(Chart and figure data)
____

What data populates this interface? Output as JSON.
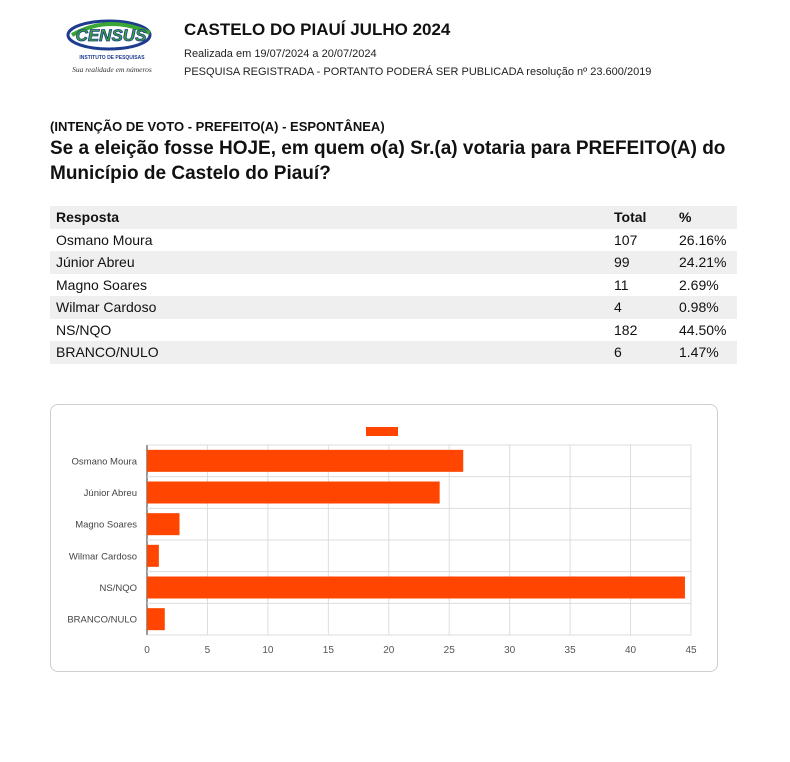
{
  "header": {
    "logo_text": "CENSUS",
    "logo_subtext": "INSTITUTO DE PESQUISAS",
    "logo_tagline": "Sua realidade em números",
    "title": "CASTELO DO PIAUÍ JULHO 2024",
    "dates": "Realizada em 19/07/2024 a 20/07/2024",
    "registration": "PESQUISA REGISTRADA - PORTANTO PODERÁ SER PUBLICADA resolução nº 23.600/2019"
  },
  "question": {
    "tag": "(INTENÇÃO DE VOTO - PREFEITO(A) - ESPONTÂNEA)",
    "text": "Se a eleição fosse HOJE, em quem o(a) Sr.(a) votaria para PREFEITO(A) do Município de Castelo do Piauí?"
  },
  "table": {
    "headers": [
      "Resposta",
      "Total",
      "%"
    ],
    "rows": [
      [
        "Osmano Moura",
        "107",
        "26.16%"
      ],
      [
        "Júnior Abreu",
        "99",
        "24.21%"
      ],
      [
        "Magno Soares",
        "11",
        "2.69%"
      ],
      [
        "Wilmar Cardoso",
        "4",
        "0.98%"
      ],
      [
        "NS/NQO",
        "182",
        "44.50%"
      ],
      [
        "BRANCO/NULO",
        "6",
        "1.47%"
      ]
    ]
  },
  "chart_data": {
    "type": "bar",
    "orientation": "horizontal",
    "categories": [
      "Osmano Moura",
      "Júnior Abreu",
      "Magno Soares",
      "Wilmar Cardoso",
      "NS/NQO",
      "BRANCO/NULO"
    ],
    "values": [
      26.16,
      24.21,
      2.69,
      0.98,
      44.5,
      1.47
    ],
    "xlim": [
      0,
      45
    ],
    "xticks": [
      0,
      5,
      10,
      15,
      20,
      25,
      30,
      35,
      40,
      45
    ],
    "grid": true,
    "legend": "top-center",
    "bar_color": "#ff4500",
    "grid_color": "#dddddd",
    "title": "",
    "xlabel": "",
    "ylabel": ""
  }
}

____

What you have to do: Quote the material word for word, dropping any images it holds.

Result below:
What data populates this interface? Output as JSON.
{
  "header": {
    "logo_text": "CENSUS",
    "logo_subtext": "INSTITUTO DE PESQUISAS",
    "logo_tagline": "Sua realidade em números",
    "title": "CASTELO DO PIAUÍ JULHO 2024",
    "dates": "Realizada em 19/07/2024 a 20/07/2024",
    "registration": "PESQUISA REGISTRADA - PORTANTO PODERÁ SER PUBLICADA resolução nº 23.600/2019"
  },
  "question": {
    "tag": "(INTENÇÃO DE VOTO - PREFEITO(A) - ESPONTÂNEA)",
    "text": "Se a eleição fosse HOJE, em quem o(a) Sr.(a) votaria para PREFEITO(A) do Município de Castelo do Piauí?"
  },
  "table": {
    "headers": [
      "Resposta",
      "Total",
      "%"
    ],
    "rows": [
      [
        "Osmano Moura",
        "107",
        "26.16%"
      ],
      [
        "Júnior Abreu",
        "99",
        "24.21%"
      ],
      [
        "Magno Soares",
        "11",
        "2.69%"
      ],
      [
        "Wilmar Cardoso",
        "4",
        "0.98%"
      ],
      [
        "NS/NQO",
        "182",
        "44.50%"
      ],
      [
        "BRANCO/NULO",
        "6",
        "1.47%"
      ]
    ]
  },
  "chart_data": {
    "type": "bar",
    "orientation": "horizontal",
    "categories": [
      "Osmano Moura",
      "Júnior Abreu",
      "Magno Soares",
      "Wilmar Cardoso",
      "NS/NQO",
      "BRANCO/NULO"
    ],
    "values": [
      26.16,
      24.21,
      2.69,
      0.98,
      44.5,
      1.47
    ],
    "xlim": [
      0,
      45
    ],
    "xticks": [
      0,
      5,
      10,
      15,
      20,
      25,
      30,
      35,
      40,
      45
    ],
    "grid": true,
    "legend": "top-center",
    "bar_color": "#ff4500",
    "grid_color": "#dddddd",
    "title": "",
    "xlabel": "",
    "ylabel": ""
  }
}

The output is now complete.